▶ Source document
-- Start --

The authors identify three limitations of existing approaches:

Hash-based fingerprints discard information during the hashing process and cannot reconstruct the original molecule
Local-feature fingerprints require expert knowledge and generalize poorly across tasks
Supervised deep learning fingerprints are data-hungry and fail when labeled data is limited

Self-Translation as Unsupervised Molecular Encoding

The key insight is to adapt the sequence-to-sequence learning framework from machine translation (originally English-to-French) to molecular representation learning by setting both the input and output to the same SMILES string. Since the intermediate vector must contain enough information to reconstruct the original SMILES, it serves as a rich, task-agnostic molecular fingerprint.

The architecture consists of two components:

Perceiver network: A multi-layer GRU encoder that reads the SMILES string and compresses it into a fixed-length vector
Interpreter network: A multi-layer GRU decoder that reconstructs the original SMILES from the fingerprint vector

The GRU cell computes a sequence of outputs $(s_1, \ldots, s_T)$ from input sequences $(x_1, \ldots, x_T)$ by iterating:

$$ z_t = \sigma_g(W_z x_t + U_z s_{t-1} + b_z) $$

$$ r_t = \sigma_r(W_r x_t + U_r s_{t-1} + b_r) $$

$$ h_t = \tanh(U_h x_t + W_h(s_{t-1} \circ r_t)) $$

$$ s_t = (1 - z_t) \circ h_{t-1} + z_t \circ s_{t-1} $$

where $z_t$ is the update gate, $r_t$ is the reset gate, $\circ$ denotes element-wise multiplication, and $W$, $U$, $b$ are trainable parameters.

-- End --

▶ Listed records
-- Start --

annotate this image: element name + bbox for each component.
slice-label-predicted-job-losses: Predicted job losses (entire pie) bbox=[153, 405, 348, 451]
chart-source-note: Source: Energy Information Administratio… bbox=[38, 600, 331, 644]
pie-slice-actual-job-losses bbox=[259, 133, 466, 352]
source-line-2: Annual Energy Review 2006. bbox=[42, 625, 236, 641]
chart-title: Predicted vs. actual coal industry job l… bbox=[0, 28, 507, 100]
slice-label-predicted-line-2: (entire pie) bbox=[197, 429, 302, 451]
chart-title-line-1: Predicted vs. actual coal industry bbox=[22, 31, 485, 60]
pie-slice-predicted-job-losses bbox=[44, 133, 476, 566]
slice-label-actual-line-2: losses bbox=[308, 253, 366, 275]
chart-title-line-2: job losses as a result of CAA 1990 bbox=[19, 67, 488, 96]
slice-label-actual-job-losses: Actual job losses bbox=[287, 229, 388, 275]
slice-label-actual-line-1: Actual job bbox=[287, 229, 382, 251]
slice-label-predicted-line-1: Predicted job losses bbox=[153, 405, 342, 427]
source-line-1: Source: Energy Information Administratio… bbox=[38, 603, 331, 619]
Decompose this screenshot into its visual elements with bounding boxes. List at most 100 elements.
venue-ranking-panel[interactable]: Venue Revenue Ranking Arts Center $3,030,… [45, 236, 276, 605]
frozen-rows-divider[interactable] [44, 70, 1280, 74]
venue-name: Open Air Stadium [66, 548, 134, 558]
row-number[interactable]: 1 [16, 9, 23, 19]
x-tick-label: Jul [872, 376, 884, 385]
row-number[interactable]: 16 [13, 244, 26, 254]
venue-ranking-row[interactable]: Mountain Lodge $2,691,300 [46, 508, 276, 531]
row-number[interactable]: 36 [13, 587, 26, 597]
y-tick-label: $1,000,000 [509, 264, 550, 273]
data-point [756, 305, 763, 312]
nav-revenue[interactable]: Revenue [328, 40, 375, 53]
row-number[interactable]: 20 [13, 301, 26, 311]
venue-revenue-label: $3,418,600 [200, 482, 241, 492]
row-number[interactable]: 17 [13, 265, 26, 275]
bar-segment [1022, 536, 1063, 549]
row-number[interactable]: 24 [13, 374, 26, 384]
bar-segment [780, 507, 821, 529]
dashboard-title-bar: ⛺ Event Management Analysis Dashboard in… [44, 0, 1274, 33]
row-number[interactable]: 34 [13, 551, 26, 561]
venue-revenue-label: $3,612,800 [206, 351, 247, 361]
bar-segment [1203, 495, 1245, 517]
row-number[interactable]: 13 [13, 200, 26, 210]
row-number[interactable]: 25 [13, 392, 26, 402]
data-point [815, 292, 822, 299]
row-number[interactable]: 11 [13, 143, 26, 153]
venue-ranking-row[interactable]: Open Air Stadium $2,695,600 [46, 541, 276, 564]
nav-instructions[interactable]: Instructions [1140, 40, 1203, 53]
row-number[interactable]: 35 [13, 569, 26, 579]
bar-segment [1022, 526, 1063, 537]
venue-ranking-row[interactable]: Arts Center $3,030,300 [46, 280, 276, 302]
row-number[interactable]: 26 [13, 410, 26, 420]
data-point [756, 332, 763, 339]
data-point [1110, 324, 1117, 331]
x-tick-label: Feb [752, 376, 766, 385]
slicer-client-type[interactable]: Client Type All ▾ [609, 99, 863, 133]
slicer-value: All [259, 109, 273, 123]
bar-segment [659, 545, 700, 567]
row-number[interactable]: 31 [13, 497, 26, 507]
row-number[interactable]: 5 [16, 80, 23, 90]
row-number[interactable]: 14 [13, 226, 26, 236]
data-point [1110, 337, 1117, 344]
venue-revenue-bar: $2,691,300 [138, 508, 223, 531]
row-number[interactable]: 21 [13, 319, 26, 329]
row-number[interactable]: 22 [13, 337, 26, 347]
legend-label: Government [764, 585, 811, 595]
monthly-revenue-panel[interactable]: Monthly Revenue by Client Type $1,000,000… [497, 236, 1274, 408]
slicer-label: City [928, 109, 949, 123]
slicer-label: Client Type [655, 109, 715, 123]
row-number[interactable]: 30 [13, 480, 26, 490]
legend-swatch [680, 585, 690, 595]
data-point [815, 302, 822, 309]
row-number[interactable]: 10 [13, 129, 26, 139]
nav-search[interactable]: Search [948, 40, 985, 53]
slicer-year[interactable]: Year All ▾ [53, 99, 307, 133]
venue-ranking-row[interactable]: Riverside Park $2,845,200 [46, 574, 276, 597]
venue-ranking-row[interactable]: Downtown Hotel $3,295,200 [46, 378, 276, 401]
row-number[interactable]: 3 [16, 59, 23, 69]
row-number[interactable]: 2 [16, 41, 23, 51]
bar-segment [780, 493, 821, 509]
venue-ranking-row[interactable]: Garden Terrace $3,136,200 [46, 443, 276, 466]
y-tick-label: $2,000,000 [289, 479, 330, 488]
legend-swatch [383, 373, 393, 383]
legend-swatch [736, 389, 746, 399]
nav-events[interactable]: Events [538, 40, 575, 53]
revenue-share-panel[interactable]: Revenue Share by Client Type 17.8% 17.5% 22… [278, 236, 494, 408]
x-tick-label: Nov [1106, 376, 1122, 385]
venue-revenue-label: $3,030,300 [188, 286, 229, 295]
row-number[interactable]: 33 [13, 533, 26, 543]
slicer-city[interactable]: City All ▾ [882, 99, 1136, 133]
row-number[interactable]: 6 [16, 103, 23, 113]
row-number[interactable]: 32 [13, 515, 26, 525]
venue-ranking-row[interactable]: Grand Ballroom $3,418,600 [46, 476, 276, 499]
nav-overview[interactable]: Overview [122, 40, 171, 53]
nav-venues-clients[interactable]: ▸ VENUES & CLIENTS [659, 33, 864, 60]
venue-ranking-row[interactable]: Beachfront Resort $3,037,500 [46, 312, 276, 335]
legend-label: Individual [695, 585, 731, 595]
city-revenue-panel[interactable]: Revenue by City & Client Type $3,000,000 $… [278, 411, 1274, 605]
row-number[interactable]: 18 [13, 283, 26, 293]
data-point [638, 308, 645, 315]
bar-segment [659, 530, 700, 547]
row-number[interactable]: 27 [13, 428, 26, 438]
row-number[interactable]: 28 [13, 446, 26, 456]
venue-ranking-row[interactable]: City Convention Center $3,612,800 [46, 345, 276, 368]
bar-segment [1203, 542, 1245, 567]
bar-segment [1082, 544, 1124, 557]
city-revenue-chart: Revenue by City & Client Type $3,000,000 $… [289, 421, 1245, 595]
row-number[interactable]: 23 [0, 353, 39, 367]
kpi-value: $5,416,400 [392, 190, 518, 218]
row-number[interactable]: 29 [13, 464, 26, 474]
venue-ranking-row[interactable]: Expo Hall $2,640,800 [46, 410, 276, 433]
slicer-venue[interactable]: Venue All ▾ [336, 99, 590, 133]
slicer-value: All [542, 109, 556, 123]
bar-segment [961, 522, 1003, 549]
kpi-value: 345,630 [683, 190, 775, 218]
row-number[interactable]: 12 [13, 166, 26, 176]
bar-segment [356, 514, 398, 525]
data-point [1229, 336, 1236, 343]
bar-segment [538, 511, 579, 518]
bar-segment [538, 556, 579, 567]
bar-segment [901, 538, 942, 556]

-- End --

▶ Problem 1
Translate this sentence from the text on molecular fingerprints into Spanish: "Since the intermediate vector must contain enough information to reconstruct the original SMILES, it serves as a rich, task-agnostic molecular fingerprint."
▶ Problem 2
Repeat word for word the part of the text on molecular fingerprints from "Hash-based fingerprints discard" to "task-agnostic molecular fingerprint.".
The data is separate material and is not connected to the text on molecular fingerprints.

▶ Full solution 1
Dado que el vector intermedio debe contener suficiente información para reconstruir el SMILES original, sirve como una huella molecular rica e independiente de la tarea.

▶ Full solution 2
Hash-based fingerprints discard information during the hashing process and cannot reconstruct the original molecule
Local-feature fingerprints require expert knowledge and generalize poorly across tasks
Supervised deep learning fingerprints are data-hungry and fail when labeled data is limited

Self-Translation as Unsupervised Molecular Encoding

The key insight is to adapt the sequence-to-sequence learning framework from machine translation (originally English-to-French) to molecular representation learning by setting both the input and output to the same SMILES string. Since the intermediate vector must contain enough information to reconstruct the original SMILES, it serves as a rich, task-agnostic molecular fingerprint.